■ **The input**
※

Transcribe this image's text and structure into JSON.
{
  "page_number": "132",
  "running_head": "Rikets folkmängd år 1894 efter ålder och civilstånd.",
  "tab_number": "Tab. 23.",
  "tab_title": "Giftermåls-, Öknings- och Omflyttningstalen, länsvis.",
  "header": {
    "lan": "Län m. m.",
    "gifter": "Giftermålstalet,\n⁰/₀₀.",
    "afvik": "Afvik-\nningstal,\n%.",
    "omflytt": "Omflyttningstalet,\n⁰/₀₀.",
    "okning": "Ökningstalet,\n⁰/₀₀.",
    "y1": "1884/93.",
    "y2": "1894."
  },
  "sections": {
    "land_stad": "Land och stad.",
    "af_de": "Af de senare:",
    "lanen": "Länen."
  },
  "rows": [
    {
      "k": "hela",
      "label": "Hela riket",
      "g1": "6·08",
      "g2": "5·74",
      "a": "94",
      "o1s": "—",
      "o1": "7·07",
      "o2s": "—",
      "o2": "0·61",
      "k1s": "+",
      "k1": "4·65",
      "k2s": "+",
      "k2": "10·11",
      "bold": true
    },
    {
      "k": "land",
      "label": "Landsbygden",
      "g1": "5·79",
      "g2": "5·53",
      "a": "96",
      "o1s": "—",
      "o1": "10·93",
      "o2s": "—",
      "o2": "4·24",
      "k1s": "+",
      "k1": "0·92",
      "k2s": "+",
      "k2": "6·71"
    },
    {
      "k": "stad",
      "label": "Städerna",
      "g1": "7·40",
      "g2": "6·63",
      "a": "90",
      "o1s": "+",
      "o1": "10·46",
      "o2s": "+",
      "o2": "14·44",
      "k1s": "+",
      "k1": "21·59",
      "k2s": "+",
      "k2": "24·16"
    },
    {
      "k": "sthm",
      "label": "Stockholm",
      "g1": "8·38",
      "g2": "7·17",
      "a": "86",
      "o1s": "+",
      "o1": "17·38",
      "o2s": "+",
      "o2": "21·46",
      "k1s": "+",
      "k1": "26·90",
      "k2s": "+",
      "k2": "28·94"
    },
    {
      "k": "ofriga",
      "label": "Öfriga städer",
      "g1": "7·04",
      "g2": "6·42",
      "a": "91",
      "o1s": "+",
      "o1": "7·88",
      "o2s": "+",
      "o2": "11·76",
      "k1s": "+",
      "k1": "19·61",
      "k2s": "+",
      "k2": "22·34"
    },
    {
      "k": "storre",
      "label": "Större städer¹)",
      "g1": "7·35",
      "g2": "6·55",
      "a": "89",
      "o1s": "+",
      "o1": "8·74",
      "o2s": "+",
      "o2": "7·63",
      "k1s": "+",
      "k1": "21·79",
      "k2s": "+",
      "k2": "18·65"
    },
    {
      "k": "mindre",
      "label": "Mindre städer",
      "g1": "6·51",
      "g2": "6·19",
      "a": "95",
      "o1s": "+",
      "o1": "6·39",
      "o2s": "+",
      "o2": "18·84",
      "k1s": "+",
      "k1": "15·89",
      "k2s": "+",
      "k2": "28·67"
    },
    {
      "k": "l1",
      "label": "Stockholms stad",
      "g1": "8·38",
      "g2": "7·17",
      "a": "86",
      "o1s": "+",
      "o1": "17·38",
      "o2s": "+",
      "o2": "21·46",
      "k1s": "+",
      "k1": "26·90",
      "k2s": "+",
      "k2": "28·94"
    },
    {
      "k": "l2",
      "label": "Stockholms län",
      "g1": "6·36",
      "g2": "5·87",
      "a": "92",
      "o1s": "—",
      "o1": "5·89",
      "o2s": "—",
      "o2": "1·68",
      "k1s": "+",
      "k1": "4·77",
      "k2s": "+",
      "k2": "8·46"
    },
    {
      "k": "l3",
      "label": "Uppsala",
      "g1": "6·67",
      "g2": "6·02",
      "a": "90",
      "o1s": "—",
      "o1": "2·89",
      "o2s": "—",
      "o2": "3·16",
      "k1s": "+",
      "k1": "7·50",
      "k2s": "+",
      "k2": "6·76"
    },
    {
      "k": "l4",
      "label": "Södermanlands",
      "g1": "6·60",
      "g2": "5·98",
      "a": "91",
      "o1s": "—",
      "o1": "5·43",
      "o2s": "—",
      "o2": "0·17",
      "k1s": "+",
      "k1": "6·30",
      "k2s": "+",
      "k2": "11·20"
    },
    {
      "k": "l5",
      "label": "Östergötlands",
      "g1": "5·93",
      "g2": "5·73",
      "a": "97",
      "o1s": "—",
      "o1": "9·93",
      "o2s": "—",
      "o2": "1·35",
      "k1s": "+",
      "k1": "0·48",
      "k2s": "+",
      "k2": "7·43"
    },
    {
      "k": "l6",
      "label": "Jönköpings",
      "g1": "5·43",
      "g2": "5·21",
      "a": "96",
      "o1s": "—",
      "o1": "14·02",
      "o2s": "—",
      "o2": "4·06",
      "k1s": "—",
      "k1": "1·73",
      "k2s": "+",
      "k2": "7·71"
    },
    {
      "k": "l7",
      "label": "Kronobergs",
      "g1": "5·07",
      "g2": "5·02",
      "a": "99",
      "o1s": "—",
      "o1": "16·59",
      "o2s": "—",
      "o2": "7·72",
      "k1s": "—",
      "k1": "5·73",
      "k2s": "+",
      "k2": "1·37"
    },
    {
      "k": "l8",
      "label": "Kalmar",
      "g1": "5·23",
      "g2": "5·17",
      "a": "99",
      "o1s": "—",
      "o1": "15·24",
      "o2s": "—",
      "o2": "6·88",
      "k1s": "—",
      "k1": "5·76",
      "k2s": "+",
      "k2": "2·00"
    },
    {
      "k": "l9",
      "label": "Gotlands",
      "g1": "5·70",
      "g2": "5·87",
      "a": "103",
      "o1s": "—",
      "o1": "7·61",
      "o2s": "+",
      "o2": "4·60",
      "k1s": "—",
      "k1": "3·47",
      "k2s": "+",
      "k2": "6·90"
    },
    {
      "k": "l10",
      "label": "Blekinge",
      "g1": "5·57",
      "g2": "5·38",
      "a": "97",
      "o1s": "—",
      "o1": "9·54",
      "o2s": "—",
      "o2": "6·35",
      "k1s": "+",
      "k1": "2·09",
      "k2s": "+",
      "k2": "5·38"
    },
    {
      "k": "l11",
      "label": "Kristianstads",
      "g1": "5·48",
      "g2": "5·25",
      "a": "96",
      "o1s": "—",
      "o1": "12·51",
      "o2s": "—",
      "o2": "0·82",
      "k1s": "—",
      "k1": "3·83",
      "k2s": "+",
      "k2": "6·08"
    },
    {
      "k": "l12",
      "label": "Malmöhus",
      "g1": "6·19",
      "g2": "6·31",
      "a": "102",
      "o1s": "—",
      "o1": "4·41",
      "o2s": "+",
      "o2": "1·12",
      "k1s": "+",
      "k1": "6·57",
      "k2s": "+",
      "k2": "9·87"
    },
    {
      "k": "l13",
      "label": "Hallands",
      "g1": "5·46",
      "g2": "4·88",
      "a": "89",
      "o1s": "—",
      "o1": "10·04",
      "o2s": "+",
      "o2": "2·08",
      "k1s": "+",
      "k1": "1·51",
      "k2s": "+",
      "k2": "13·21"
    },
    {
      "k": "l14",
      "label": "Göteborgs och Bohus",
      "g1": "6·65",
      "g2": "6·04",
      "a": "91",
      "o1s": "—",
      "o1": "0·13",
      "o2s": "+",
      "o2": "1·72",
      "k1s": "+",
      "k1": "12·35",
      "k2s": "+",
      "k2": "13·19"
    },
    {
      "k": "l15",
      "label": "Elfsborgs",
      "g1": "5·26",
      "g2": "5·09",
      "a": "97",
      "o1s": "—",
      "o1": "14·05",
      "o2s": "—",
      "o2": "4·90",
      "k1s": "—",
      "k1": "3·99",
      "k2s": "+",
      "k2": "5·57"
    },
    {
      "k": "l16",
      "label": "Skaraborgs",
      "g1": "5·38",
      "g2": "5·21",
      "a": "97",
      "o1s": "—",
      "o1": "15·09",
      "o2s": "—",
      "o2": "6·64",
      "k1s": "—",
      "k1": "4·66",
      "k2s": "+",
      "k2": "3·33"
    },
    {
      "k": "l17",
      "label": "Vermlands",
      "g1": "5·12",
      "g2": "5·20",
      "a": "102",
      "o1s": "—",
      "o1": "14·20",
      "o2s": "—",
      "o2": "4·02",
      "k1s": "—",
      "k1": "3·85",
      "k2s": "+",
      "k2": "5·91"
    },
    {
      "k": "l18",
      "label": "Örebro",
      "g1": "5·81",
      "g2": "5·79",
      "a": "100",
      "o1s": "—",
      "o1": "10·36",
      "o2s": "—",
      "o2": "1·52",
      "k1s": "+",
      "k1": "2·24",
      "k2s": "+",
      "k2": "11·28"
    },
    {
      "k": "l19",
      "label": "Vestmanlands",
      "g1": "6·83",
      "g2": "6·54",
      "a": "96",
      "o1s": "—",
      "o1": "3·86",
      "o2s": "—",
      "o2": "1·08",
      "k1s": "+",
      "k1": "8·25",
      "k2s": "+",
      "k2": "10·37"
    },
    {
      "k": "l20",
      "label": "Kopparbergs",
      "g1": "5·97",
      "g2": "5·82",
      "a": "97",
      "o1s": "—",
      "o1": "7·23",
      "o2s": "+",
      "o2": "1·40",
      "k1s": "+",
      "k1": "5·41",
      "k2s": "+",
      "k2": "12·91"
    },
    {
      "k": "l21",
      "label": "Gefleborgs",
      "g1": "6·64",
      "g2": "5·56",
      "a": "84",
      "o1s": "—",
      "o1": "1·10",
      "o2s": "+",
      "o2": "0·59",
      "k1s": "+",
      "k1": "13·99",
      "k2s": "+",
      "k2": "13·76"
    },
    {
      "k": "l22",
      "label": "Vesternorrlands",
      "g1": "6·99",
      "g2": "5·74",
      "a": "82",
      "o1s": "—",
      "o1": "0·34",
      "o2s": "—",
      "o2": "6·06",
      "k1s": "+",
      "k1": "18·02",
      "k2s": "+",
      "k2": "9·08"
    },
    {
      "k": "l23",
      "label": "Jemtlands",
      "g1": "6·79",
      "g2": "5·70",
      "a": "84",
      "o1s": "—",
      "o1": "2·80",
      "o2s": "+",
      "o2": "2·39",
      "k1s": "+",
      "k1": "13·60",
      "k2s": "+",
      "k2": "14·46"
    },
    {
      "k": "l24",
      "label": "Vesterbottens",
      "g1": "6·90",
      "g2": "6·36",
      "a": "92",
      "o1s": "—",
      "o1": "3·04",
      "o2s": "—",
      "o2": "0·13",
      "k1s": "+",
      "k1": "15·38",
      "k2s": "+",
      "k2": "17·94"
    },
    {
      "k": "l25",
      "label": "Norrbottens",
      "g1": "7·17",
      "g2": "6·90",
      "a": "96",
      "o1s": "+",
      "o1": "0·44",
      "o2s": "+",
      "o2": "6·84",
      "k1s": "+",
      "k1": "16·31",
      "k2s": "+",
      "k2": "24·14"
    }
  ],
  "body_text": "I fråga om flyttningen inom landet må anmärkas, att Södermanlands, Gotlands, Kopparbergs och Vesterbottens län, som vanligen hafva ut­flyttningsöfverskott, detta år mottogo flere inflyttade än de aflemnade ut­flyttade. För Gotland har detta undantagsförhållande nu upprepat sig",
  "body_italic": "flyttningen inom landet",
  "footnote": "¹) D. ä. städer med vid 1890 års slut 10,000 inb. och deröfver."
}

※

■ **What you have to do**
From the records, copy every line that has the string "Stockholms" in it.

■ **The response**
      "label": "Stockholms stad",
      "label": "Stockholms län",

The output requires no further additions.